• [STATED TASK] Give the number of lines in the data that hold the word "Average", and nothing else.
##### STORED DATA
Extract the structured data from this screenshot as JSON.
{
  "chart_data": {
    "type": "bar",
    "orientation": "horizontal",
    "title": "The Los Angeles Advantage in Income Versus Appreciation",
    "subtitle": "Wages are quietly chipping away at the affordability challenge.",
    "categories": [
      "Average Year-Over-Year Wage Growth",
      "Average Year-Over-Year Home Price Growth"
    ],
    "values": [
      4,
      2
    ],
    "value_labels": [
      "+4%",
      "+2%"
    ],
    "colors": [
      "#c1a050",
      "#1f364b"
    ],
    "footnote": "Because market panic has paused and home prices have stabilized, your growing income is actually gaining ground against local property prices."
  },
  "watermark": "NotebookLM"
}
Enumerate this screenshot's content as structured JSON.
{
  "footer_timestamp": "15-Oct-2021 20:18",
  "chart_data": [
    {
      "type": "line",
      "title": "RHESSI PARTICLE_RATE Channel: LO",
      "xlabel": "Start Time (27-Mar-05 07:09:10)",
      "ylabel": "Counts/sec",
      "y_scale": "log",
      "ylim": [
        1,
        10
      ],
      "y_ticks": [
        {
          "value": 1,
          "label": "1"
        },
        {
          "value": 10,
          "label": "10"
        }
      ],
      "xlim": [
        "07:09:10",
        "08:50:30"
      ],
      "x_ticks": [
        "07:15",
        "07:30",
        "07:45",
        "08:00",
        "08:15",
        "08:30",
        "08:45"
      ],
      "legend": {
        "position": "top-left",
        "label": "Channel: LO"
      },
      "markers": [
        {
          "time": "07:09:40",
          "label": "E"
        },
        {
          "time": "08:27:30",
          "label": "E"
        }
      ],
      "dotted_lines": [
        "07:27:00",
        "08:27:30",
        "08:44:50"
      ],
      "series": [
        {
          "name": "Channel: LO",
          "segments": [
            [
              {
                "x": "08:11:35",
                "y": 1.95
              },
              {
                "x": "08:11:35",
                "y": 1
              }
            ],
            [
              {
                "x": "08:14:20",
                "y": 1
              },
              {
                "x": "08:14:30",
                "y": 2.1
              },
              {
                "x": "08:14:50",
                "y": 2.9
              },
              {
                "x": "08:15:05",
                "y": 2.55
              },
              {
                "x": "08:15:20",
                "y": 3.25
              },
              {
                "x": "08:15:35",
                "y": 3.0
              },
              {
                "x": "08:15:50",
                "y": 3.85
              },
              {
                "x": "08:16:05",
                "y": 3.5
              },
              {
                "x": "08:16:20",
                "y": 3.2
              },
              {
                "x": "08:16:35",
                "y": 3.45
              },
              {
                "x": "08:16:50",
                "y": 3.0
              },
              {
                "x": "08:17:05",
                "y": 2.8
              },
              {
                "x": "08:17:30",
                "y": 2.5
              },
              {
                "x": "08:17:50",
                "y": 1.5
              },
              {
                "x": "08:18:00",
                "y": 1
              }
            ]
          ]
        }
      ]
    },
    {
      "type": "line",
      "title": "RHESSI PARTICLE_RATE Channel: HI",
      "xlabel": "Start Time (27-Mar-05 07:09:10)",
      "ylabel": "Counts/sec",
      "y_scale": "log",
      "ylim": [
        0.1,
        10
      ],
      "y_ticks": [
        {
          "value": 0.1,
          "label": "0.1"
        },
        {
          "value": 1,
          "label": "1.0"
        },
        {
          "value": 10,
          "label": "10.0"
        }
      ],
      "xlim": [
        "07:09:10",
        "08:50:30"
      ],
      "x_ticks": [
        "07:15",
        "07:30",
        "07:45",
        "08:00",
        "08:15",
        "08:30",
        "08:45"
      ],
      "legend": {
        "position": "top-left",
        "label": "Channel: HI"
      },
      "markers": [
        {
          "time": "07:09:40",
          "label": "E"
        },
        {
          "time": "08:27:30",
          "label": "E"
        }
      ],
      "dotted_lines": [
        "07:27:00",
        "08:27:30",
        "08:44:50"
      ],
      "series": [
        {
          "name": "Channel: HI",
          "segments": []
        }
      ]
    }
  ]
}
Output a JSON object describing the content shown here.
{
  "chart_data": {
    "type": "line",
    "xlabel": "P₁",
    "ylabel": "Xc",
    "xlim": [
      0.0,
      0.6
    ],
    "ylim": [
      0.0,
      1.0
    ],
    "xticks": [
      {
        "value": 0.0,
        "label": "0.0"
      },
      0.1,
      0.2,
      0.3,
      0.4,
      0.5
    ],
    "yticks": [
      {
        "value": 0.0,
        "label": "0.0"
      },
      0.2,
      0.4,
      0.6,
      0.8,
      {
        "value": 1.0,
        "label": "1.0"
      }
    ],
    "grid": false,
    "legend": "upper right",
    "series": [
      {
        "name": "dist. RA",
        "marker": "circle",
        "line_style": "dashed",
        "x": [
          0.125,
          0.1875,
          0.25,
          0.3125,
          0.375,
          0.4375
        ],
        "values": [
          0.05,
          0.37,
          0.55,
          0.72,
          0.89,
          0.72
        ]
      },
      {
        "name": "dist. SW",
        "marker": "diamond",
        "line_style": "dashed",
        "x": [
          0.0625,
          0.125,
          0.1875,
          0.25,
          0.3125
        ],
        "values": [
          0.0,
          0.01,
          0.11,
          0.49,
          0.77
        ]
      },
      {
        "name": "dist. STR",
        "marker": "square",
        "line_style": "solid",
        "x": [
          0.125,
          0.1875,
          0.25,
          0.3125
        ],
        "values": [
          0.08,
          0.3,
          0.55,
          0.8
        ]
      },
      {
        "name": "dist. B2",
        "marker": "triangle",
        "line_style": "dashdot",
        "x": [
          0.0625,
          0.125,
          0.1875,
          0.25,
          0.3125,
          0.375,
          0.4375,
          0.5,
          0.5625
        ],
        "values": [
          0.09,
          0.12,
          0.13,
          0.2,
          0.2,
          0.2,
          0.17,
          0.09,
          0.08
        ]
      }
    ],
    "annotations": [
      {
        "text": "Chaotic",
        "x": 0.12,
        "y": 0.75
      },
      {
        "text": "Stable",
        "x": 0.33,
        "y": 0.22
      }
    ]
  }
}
##########
• [RESPONSE] 2